__TAREAS REQUERIDAS__:
[a] Según el texto sobre los incendios forestales, ¿cuántos profesionales del monte murieron en el incendio de Riba de Saelices?
[b] Por favor, transcribe del texto sobre los incendios forestales el fragmento que va de "Un incendio en" a "de las llamas.", ambos incluidos.

Un incendio en el espejo

Eduardo Crespo de Nogueira

Estamos viviendo un verano extraordinariamente duro en relación con los incendios forestales, sufriendo pérdidas de vidas humanas e incontables daños materiales. Desde hace miles de años, los países de la cuenca mediterránea hemos conocido la presencia del fuego como elemento modelador de la historia de nuestros montes. Pero de un tiempo a esta parte, España parece estarse abonando a frecuencias, magnitudes y efectos inéditos de las llamas.

Se cumplen en estos días 17 años del trágicamente famoso incendio de Riba de Saelices (Guadalajara), contra el que dieron su vida 11 profesionales del monte. Se supo entonces que aquel monstruo de la naturaleza inauguraba en nuestro país, tan acostumbrado a los fuegos forestales, la presencia de una categoría diferente, capaz de plantear retos técnicos y de gestión que prácticamente no conocíamos. Aquel suceso espoleó la preocupación de los profesionales por comprenderlo, y situar a una nueva altura los instrumentos para combatir incendios de esa clase. En los años más recientes, ha quedado claro que unos fuegos incluso más virulentos han venido para quedarse, formando parte del complejísimo escenario de nuestras áreas rurales y naturales. Son los llamados, en una escala teórica y divulgativa, “incendios de sexta generación”.

(Entradas guardadas)
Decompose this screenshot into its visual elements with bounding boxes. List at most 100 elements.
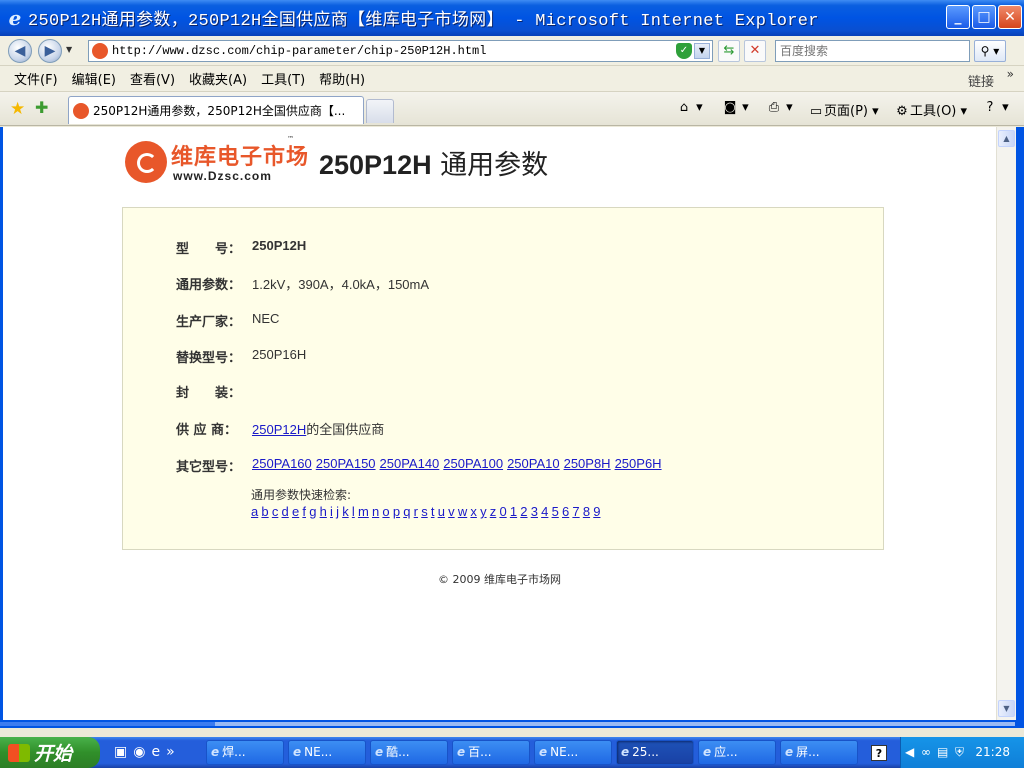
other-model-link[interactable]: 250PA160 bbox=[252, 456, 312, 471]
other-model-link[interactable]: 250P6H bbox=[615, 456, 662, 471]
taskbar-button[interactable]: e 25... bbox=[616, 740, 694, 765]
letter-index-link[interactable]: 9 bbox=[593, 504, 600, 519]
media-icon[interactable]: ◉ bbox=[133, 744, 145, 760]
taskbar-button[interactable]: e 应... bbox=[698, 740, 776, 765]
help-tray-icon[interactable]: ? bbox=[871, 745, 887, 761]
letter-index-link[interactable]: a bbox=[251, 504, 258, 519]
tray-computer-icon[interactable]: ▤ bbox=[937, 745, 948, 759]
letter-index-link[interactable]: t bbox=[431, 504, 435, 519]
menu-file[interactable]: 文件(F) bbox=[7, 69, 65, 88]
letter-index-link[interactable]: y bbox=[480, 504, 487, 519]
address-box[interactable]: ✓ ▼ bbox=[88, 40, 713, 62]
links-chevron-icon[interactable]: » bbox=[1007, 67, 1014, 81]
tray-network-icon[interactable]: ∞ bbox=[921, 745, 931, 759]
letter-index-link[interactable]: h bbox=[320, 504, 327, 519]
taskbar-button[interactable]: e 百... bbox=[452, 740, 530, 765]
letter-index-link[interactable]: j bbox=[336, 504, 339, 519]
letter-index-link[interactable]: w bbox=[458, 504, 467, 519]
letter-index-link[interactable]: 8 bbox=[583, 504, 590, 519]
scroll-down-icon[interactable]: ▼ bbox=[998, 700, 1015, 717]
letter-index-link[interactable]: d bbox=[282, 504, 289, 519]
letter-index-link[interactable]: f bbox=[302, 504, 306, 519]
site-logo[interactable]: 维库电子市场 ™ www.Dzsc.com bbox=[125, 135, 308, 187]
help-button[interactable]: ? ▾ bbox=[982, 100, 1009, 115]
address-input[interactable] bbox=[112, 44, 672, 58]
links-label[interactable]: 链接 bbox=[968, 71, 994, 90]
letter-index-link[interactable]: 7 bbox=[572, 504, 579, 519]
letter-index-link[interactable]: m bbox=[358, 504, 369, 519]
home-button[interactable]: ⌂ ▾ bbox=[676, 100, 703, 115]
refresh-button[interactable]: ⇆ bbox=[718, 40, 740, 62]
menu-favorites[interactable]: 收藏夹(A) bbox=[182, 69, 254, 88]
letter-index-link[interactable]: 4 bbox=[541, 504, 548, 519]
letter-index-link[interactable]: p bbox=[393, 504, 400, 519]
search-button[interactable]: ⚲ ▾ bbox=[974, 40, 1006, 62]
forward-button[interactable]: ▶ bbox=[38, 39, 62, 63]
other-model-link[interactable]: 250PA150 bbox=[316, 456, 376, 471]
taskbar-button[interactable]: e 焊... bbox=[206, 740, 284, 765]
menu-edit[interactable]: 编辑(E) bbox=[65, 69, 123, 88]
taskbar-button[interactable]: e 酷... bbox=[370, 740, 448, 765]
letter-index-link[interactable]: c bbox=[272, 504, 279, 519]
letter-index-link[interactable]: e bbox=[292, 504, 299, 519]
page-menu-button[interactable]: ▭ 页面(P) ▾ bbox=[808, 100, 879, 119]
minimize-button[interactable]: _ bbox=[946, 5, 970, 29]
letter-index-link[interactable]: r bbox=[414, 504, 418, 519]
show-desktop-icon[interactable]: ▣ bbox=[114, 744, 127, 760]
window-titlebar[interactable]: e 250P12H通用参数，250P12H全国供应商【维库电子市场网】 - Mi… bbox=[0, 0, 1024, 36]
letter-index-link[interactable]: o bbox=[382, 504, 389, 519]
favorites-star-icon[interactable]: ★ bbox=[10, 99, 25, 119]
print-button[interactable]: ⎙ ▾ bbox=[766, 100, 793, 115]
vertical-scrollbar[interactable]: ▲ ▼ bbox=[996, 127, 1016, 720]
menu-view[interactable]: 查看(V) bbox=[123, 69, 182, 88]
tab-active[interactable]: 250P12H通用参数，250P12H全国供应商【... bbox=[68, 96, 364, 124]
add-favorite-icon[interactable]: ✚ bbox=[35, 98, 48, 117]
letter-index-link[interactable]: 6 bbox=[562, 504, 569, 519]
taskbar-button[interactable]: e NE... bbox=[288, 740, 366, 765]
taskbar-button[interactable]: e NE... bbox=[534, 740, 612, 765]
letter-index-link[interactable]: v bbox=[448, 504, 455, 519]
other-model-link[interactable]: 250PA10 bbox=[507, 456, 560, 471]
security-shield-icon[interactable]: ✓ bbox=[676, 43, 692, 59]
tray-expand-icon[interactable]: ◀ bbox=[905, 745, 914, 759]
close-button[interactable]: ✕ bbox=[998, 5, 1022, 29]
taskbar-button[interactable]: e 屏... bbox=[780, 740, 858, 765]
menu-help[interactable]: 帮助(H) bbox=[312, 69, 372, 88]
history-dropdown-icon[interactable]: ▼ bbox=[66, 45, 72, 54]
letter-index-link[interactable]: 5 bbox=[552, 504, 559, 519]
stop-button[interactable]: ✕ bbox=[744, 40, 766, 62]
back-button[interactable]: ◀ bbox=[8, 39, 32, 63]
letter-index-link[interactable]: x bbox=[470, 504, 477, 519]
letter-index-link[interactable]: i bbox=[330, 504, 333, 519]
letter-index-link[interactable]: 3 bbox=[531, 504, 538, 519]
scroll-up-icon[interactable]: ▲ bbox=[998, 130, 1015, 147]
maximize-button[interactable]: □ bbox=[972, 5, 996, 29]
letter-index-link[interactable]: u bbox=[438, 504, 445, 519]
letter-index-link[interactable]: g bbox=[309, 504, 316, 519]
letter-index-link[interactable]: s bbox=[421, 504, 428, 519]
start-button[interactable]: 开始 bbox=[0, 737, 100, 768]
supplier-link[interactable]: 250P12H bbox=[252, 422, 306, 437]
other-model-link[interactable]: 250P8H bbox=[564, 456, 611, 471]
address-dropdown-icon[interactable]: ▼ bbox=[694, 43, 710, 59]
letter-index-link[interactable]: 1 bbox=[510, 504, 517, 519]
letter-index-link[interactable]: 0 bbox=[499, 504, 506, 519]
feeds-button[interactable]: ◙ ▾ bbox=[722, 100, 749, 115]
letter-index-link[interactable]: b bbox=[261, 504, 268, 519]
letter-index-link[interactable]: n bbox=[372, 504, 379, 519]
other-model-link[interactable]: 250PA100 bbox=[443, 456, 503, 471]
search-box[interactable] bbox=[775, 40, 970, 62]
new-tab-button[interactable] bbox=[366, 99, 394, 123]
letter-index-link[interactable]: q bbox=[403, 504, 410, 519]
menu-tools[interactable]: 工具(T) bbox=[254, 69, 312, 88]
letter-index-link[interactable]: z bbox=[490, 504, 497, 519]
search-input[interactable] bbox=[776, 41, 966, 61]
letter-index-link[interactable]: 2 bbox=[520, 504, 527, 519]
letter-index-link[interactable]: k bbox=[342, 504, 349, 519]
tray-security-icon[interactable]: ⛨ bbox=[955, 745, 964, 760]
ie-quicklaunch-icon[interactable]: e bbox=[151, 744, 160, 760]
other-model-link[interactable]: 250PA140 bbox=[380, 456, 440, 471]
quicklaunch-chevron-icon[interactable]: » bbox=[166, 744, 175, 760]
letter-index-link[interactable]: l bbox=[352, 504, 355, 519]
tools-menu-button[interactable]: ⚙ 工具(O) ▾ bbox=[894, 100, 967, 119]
==
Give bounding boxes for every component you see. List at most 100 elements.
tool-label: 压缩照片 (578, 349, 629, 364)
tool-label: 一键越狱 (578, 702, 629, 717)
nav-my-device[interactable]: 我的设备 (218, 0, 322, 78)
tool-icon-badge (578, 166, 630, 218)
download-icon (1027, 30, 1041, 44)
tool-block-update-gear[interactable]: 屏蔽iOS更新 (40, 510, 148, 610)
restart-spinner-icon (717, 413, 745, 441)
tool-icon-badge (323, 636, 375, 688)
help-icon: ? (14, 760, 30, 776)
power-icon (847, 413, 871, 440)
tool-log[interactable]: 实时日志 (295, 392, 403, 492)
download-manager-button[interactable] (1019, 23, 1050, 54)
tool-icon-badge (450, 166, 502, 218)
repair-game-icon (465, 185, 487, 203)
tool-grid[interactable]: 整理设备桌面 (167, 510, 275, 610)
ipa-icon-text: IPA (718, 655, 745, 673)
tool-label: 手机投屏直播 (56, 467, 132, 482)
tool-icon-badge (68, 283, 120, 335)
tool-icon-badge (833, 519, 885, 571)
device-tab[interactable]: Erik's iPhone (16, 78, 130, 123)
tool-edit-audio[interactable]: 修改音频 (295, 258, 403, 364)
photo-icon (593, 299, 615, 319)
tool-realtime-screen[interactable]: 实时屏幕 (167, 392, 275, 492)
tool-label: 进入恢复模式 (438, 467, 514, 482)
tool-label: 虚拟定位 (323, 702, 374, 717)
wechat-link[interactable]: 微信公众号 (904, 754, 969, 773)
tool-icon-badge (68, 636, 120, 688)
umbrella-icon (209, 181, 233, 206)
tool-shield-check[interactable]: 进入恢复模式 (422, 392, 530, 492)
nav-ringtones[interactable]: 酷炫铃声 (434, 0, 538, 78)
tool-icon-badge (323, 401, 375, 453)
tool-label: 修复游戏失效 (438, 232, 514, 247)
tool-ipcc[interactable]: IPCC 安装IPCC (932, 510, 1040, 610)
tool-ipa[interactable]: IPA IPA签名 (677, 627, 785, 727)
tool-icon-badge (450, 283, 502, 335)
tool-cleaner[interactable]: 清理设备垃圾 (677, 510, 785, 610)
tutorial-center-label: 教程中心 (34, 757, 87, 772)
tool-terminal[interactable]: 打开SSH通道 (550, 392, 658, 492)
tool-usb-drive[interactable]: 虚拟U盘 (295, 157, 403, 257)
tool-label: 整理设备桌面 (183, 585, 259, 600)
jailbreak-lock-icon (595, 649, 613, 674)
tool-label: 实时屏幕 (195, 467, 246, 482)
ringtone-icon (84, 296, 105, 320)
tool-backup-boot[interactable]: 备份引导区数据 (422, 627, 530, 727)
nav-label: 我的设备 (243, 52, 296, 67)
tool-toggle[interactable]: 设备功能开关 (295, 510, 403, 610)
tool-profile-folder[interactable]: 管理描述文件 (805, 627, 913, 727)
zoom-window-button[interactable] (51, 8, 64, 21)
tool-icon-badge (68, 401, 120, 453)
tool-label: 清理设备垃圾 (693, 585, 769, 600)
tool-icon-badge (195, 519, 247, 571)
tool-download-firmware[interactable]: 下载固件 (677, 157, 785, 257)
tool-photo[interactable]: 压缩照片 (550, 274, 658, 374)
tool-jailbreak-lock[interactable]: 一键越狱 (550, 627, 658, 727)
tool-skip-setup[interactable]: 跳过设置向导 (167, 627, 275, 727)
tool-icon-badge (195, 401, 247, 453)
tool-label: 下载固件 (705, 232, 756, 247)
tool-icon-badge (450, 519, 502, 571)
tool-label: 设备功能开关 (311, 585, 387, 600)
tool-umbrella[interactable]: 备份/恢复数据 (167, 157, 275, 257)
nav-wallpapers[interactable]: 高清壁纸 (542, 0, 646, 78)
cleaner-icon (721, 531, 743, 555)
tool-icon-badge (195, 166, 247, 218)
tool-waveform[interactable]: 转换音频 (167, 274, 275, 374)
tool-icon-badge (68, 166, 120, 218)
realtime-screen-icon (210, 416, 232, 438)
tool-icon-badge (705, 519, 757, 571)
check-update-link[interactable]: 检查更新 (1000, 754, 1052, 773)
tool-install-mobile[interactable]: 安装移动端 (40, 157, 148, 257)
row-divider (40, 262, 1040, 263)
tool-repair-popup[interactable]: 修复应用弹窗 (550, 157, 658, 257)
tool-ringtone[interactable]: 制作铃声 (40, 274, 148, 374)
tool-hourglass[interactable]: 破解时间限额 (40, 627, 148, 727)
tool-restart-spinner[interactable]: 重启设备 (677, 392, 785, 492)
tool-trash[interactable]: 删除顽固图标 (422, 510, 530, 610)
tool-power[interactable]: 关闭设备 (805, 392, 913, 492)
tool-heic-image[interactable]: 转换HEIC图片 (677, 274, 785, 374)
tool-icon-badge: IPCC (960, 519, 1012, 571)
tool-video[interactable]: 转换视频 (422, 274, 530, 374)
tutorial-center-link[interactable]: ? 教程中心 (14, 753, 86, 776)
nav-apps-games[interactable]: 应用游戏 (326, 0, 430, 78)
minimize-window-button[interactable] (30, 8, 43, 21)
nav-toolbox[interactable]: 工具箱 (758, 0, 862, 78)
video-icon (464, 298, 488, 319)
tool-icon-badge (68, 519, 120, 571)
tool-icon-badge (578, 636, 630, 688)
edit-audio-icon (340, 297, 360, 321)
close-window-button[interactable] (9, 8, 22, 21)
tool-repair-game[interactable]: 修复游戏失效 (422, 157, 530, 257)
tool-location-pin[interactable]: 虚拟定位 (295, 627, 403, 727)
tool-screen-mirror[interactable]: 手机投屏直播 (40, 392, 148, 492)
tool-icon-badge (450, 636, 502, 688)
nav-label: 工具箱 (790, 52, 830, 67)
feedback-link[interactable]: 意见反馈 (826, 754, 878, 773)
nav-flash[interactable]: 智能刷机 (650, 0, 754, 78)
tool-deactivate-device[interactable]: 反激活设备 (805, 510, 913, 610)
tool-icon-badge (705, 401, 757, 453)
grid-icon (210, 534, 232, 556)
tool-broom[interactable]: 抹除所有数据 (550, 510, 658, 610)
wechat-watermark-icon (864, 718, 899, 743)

__RESPUESTAS EN ORDEN__:
[a] 11 profesionales del monte.

[b]
Un incendio en el espejo

Eduardo Crespo de Nogueira

Estamos viviendo un verano extraordinariamente duro en relación con los incendios forestales, sufriendo pérdidas de vidas humanas e incontables daños materiales. Desde hace miles de años, los países de la cuenca mediterránea hemos conocido la presencia del fuego como elemento modelador de la historia de nuestros montes. Pero de un tiempo a esta parte, España parece estarse abonando a frecuencias, magnitudes y efectos inéditos de las llamas.